** begin Rows **

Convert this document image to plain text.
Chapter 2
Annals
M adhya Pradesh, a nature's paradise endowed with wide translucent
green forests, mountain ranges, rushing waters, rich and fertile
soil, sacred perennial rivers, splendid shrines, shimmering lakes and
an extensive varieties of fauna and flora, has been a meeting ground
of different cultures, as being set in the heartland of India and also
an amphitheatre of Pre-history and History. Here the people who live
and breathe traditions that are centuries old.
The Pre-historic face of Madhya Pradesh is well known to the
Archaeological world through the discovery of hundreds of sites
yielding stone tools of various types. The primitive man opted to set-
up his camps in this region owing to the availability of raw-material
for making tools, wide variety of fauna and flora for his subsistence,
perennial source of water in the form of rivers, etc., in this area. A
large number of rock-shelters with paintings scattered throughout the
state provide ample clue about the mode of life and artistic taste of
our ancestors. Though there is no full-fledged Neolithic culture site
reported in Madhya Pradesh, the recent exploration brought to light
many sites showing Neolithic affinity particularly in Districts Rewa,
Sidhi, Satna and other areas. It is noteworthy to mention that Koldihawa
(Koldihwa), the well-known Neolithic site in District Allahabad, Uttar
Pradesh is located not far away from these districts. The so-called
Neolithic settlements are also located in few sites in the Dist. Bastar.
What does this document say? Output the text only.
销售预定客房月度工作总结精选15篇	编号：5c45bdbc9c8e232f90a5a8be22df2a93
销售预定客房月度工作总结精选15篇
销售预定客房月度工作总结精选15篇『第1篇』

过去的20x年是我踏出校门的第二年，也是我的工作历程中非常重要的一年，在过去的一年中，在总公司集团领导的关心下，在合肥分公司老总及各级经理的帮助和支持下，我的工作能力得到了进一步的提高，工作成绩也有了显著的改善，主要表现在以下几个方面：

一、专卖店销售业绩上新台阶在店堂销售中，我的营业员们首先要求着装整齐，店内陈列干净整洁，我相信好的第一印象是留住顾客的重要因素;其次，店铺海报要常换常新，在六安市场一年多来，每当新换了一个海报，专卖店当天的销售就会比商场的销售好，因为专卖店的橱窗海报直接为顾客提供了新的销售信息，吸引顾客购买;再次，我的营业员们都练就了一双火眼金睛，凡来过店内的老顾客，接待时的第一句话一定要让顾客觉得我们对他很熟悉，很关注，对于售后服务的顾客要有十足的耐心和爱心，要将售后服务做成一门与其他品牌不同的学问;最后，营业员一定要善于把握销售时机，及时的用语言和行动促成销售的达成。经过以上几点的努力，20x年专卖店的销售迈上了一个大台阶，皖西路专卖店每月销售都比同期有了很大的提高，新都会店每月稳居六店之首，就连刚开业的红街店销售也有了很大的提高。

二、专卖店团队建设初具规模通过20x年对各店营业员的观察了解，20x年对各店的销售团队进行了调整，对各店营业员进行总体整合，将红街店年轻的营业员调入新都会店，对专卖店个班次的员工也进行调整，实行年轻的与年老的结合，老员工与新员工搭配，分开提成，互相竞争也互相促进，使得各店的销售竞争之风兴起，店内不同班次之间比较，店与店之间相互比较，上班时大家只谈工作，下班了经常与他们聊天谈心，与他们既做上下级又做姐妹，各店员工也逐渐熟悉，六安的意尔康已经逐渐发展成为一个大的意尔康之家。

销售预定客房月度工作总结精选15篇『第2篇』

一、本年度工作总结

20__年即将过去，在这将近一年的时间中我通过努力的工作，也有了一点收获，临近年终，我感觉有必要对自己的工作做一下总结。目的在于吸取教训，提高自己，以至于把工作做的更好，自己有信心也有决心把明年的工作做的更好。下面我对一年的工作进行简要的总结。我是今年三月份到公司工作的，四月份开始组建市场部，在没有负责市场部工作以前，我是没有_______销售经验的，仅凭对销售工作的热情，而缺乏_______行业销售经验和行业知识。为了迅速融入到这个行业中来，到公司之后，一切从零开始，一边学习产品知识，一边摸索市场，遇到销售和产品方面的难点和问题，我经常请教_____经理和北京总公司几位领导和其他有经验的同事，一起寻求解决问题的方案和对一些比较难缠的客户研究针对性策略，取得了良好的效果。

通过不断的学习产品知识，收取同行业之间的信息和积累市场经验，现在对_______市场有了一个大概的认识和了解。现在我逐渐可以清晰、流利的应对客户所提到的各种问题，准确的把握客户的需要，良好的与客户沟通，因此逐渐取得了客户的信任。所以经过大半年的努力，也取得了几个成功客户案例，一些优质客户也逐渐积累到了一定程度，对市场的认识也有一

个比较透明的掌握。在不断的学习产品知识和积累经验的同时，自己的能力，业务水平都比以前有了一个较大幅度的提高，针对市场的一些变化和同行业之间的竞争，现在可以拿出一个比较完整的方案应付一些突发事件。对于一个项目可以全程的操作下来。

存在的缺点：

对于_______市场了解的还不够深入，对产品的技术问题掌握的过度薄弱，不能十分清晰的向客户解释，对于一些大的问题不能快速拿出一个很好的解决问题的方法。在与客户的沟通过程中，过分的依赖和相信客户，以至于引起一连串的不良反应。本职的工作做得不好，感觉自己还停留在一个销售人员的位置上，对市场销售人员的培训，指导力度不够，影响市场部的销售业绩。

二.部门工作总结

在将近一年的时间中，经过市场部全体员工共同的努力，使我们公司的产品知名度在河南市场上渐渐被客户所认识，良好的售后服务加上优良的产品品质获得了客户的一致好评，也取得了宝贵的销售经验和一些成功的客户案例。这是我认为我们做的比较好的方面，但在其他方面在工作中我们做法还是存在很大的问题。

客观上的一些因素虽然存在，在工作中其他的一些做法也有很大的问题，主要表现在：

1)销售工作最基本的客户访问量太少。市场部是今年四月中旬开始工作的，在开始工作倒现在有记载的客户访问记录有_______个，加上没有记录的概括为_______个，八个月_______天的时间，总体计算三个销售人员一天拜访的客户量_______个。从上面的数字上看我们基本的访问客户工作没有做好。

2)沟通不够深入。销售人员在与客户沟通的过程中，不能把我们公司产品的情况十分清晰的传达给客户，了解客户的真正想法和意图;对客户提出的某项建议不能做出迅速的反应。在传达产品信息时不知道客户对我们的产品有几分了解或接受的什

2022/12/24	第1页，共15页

** end Rows **

▶ _Task to complete_: Return the whole listing exactly, with every line included.

▶ _Final result_:
Convert this document image to plain text.
Chapter 2
Annals
M adhya Pradesh, a nature's paradise endowed with wide translucent
green forests, mountain ranges, rushing waters, rich and fertile
soil, sacred perennial rivers, splendid shrines, shimmering lakes and
an extensive varieties of fauna and flora, has been a meeting ground
of different cultures, as being set in the heartland of India and also
an amphitheatre of Pre-history and History. Here the people who live
and breathe traditions that are centuries old.
The Pre-historic face of Madhya Pradesh is well known to the
Archaeological world through the discovery of hundreds of sites
yielding stone tools of various types. The primitive man opted to set-
up his camps in this region owing to the availability of raw-material
for making tools, wide variety of fauna and flora for his subsistence,
perennial source of water in the form of rivers, etc., in this area. A
large number of rock-shelters with paintings scattered throughout the
state provide ample clue about the mode of life and artistic taste of
our ancestors. Though there is no full-fledged Neolithic culture site
reported in Madhya Pradesh, the recent exploration brought to light
many sites showing Neolithic affinity particularly in Districts Rewa,
Sidhi, Satna and other areas. It is noteworthy to mention that Koldihawa
(Koldihwa), the well-known Neolithic site in District Allahabad, Uttar
Pradesh is located not far away from these districts. The so-called
Neolithic settlements are also located in few sites in the Dist. Bastar.
What does this document say? Output the text only.
销售预定客房月度工作总结精选15篇	编号：5c45bdbc9c8e232f90a5a8be22df2a93
销售预定客房月度工作总结精选15篇
销售预定客房月度工作总结精选15篇『第1篇』

过去的20x年是我踏出校门的第二年，也是我的工作历程中非常重要的一年，在过去的一年中，在总公司集团领导的关心下，在合肥分公司老总及各级经理的帮助和支持下，我的工作能力得到了进一步的提高，工作成绩也有了显著的改善，主要表现在以下几个方面：

一、专卖店销售业绩上新台阶在店堂销售中，我的营业员们首先要求着装整齐，店内陈列干净整洁，我相信好的第一印象是留住顾客的重要因素;其次，店铺海报要常换常新，在六安市场一年多来，每当新换了一个海报，专卖店当天的销售就会比商场的销售好，因为专卖店的橱窗海报直接为顾客提供了新的销售信息，吸引顾客购买;再次，我的营业员们都练就了一双火眼金睛，凡来过店内的老顾客，接待时的第一句话一定要让顾客觉得我们对他很熟悉，很关注，对于售后服务的顾客要有十足的耐心和爱心，要将售后服务做成一门与其他品牌不同的学问;最后，营业员一定要善于把握销售时机，及时的用语言和行动促成销售的达成。经过以上几点的努力，20x年专卖店的销售迈上了一个大台阶，皖西路专卖店每月销售都比同期有了很大的提高，新都会店每月稳居六店之首，就连刚开业的红街店销售也有了很大的提高。

二、专卖店团队建设初具规模通过20x年对各店营业员的观察了解，20x年对各店的销售团队进行了调整，对各店营业员进行总体整合，将红街店年轻的营业员调入新都会店，对专卖店个班次的员工也进行调整，实行年轻的与年老的结合，老员工与新员工搭配，分开提成，互相竞争也互相促进，使得各店的销售竞争之风兴起，店内不同班次之间比较，店与店之间相互比较，上班时大家只谈工作，下班了经常与他们聊天谈心，与他们既做上下级又做姐妹，各店员工也逐渐熟悉，六安的意尔康已经逐渐发展成为一个大的意尔康之家。

销售预定客房月度工作总结精选15篇『第2篇』

一、本年度工作总结

20__年即将过去，在这将近一年的时间中我通过努力的工作，也有了一点收获，临近年终，我感觉有必要对自己的工作做一下总结。目的在于吸取教训，提高自己，以至于把工作做的更好，自己有信心也有决心把明年的工作做的更好。下面我对一年的工作进行简要的总结。我是今年三月份到公司工作的，四月份开始组建市场部，在没有负责市场部工作以前，我是没有_______销售经验的，仅凭对销售工作的热情，而缺乏_______行业销售经验和行业知识。为了迅速融入到这个行业中来，到公司之后，一切从零开始，一边学习产品知识，一边摸索市场，遇到销售和产品方面的难点和问题，我经常请教_____经理和北京总公司几位领导和其他有经验的同事，一起寻求解决问题的方案和对一些比较难缠的客户研究针对性策略，取得了良好的效果。

通过不断的学习产品知识，收取同行业之间的信息和积累市场经验，现在对_______市场有了一个大概的认识和了解。现在我逐渐可以清晰、流利的应对客户所提到的各种问题，准确的把握客户的需要，良好的与客户沟通，因此逐渐取得了客户的信任。所以经过大半年的努力，也取得了几个成功客户案例，一些优质客户也逐渐积累到了一定程度，对市场的认识也有一

个比较透明的掌握。在不断的学习产品知识和积累经验的同时，自己的能力，业务水平都比以前有了一个较大幅度的提高，针对市场的一些变化和同行业之间的竞争，现在可以拿出一个比较完整的方案应付一些突发事件。对于一个项目可以全程的操作下来。

存在的缺点：

对于_______市场了解的还不够深入，对产品的技术问题掌握的过度薄弱，不能十分清晰的向客户解释，对于一些大的问题不能快速拿出一个很好的解决问题的方法。在与客户的沟通过程中，过分的依赖和相信客户，以至于引起一连串的不良反应。本职的工作做得不好，感觉自己还停留在一个销售人员的位置上，对市场销售人员的培训，指导力度不够，影响市场部的销售业绩。

二.部门工作总结

在将近一年的时间中，经过市场部全体员工共同的努力，使我们公司的产品知名度在河南市场上渐渐被客户所认识，良好的售后服务加上优良的产品品质获得了客户的一致好评，也取得了宝贵的销售经验和一些成功的客户案例。这是我认为我们做的比较好的方面，但在其他方面在工作中我们做法还是存在很大的问题。

客观上的一些因素虽然存在，在工作中其他的一些做法也有很大的问题，主要表现在：

1)销售工作最基本的客户访问量太少。市场部是今年四月中旬开始工作的，在开始工作倒现在有记载的客户访问记录有_______个，加上没有记录的概括为_______个，八个月_______天的时间，总体计算三个销售人员一天拜访的客户量_______个。从上面的数字上看我们基本的访问客户工作没有做好。

2)沟通不够深入。销售人员在与客户沟通的过程中，不能把我们公司产品的情况十分清晰的传达给客户，了解客户的真正想法和意图;对客户提出的某项建议不能做出迅速的反应。在传达产品信息时不知道客户对我们的产品有几分了解或接受的什

2022/12/24	第1页，共15页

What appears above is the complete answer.